* [REQUEST]:
What follows is a listing. Return every line of it exactly.
=====
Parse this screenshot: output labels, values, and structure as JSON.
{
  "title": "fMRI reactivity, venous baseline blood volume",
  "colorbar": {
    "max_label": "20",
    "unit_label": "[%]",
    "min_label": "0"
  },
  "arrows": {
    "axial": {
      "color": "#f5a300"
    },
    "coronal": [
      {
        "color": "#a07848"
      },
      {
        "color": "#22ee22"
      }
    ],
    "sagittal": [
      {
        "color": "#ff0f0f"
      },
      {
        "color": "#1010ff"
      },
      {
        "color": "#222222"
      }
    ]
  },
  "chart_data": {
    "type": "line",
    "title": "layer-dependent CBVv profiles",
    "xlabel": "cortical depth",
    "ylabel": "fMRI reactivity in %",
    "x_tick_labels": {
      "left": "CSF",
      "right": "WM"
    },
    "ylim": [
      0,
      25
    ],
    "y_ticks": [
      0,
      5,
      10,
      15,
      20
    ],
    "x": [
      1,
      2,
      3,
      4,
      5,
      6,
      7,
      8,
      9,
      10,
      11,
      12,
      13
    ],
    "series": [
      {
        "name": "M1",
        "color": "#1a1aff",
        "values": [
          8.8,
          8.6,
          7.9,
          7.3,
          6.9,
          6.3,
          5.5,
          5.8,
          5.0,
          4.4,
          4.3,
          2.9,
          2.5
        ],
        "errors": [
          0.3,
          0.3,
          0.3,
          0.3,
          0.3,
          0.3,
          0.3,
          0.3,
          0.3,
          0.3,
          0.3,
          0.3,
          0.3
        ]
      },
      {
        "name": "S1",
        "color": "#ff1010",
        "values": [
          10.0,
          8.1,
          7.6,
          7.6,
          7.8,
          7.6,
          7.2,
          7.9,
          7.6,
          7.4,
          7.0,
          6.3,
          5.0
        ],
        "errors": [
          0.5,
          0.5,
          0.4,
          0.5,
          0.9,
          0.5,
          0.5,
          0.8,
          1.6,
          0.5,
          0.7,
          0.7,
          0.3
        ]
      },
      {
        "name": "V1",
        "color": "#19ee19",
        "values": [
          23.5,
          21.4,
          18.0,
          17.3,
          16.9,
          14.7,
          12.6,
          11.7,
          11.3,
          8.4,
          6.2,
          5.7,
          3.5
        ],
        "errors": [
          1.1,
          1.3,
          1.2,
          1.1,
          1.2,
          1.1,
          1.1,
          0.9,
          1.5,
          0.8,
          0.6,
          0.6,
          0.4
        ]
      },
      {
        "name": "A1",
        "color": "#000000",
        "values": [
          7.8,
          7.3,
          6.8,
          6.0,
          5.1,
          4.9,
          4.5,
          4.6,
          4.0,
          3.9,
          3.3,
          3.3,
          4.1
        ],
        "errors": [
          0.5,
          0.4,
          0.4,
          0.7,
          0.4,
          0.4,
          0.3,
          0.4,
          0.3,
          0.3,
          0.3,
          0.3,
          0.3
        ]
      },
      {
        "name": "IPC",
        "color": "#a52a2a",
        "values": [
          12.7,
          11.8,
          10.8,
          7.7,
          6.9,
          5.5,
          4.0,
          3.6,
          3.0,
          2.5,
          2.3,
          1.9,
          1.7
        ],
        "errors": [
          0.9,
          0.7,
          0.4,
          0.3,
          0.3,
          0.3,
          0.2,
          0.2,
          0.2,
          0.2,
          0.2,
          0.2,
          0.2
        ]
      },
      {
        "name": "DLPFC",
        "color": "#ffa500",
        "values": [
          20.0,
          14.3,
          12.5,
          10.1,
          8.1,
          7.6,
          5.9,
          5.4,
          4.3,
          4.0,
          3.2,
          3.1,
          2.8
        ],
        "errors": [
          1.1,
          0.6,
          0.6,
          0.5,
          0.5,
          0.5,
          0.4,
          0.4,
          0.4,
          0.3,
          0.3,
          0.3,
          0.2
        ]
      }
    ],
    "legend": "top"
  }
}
=====
* [FINISHED ANSWER]:
Parse this screenshot: output labels, values, and structure as JSON.
{
  "title": "fMRI reactivity, venous baseline blood volume",
  "colorbar": {
    "max_label": "20",
    "unit_label": "[%]",
    "min_label": "0"
  },
  "arrows": {
    "axial": {
      "color": "#f5a300"
    },
    "coronal": [
      {
        "color": "#a07848"
      },
      {
        "color": "#22ee22"
      }
    ],
    "sagittal": [
      {
        "color": "#ff0f0f"
      },
      {
        "color": "#1010ff"
      },
      {
        "color": "#222222"
      }
    ]
  },
  "chart_data": {
    "type": "line",
    "title": "layer-dependent CBVv profiles",
    "xlabel": "cortical depth",
    "ylabel": "fMRI reactivity in %",
    "x_tick_labels": {
      "left": "CSF",
      "right": "WM"
    },
    "ylim": [
      0,
      25
    ],
    "y_ticks": [
      0,
      5,
      10,
      15,
      20
    ],
    "x": [
      1,
      2,
      3,
      4,
      5,
      6,
      7,
      8,
      9,
      10,
      11,
      12,
      13
    ],
    "series": [
      {
        "name": "M1",
        "color": "#1a1aff",
        "values": [
          8.8,
          8.6,
          7.9,
          7.3,
          6.9,
          6.3,
          5.5,
          5.8,
          5.0,
          4.4,
          4.3,
          2.9,
          2.5
        ],
        "errors": [
          0.3,
          0.3,
          0.3,
          0.3,
          0.3,
          0.3,
          0.3,
          0.3,
          0.3,
          0.3,
          0.3,
          0.3,
          0.3
        ]
      },
      {
        "name": "S1",
        "color": "#ff1010",
        "values": [
          10.0,
          8.1,
          7.6,
          7.6,
          7.8,
          7.6,
          7.2,
          7.9,
          7.6,
          7.4,
          7.0,
          6.3,
          5.0
        ],
        "errors": [
          0.5,
          0.5,
          0.4,
          0.5,
          0.9,
          0.5,
          0.5,
          0.8,
          1.6,
          0.5,
          0.7,
          0.7,
          0.3
        ]
      },
      {
        "name": "V1",
        "color": "#19ee19",
        "values": [
          23.5,
          21.4,
          18.0,
          17.3,
          16.9,
          14.7,
          12.6,
          11.7,
          11.3,
          8.4,
          6.2,
          5.7,
          3.5
        ],
        "errors": [
          1.1,
          1.3,
          1.2,
          1.1,
          1.2,
          1.1,
          1.1,
          0.9,
          1.5,
          0.8,
          0.6,
          0.6,
          0.4
        ]
      },
      {
        "name": "A1",
        "color": "#000000",
        "values": [
          7.8,
          7.3,
          6.8,
          6.0,
          5.1,
          4.9,
          4.5,
          4.6,
          4.0,
          3.9,
          3.3,
          3.3,
          4.1
        ],
        "errors": [
          0.5,
          0.4,
          0.4,
          0.7,
          0.4,
          0.4,
          0.3,
          0.4,
          0.3,
          0.3,
          0.3,
          0.3,
          0.3
        ]
      },
      {
        "name": "IPC",
        "color": "#a52a2a",
        "values": [
          12.7,
          11.8,
          10.8,
          7.7,
          6.9,
          5.5,
          4.0,
          3.6,
          3.0,
          2.5,
          2.3,
          1.9,
          1.7
        ],
        "errors": [
          0.9,
          0.7,
          0.4,
          0.3,
          0.3,
          0.3,
          0.2,
          0.2,
          0.2,
          0.2,
          0.2,
          0.2,
          0.2
        ]
      },
      {
        "name": "DLPFC",
        "color": "#ffa500",
        "values": [
          20.0,
          14.3,
          12.5,
          10.1,
          8.1,
          7.6,
          5.9,
          5.4,
          4.3,
          4.0,
          3.2,
          3.1,
          2.8
        ],
        "errors": [
          1.1,
          0.6,
          0.6,
          0.5,
          0.5,
          0.5,
          0.4,
          0.4,
          0.4,
          0.3,
          0.3,
          0.3,
          0.2
        ]
      }
    ],
    "legend": "top"
  }
}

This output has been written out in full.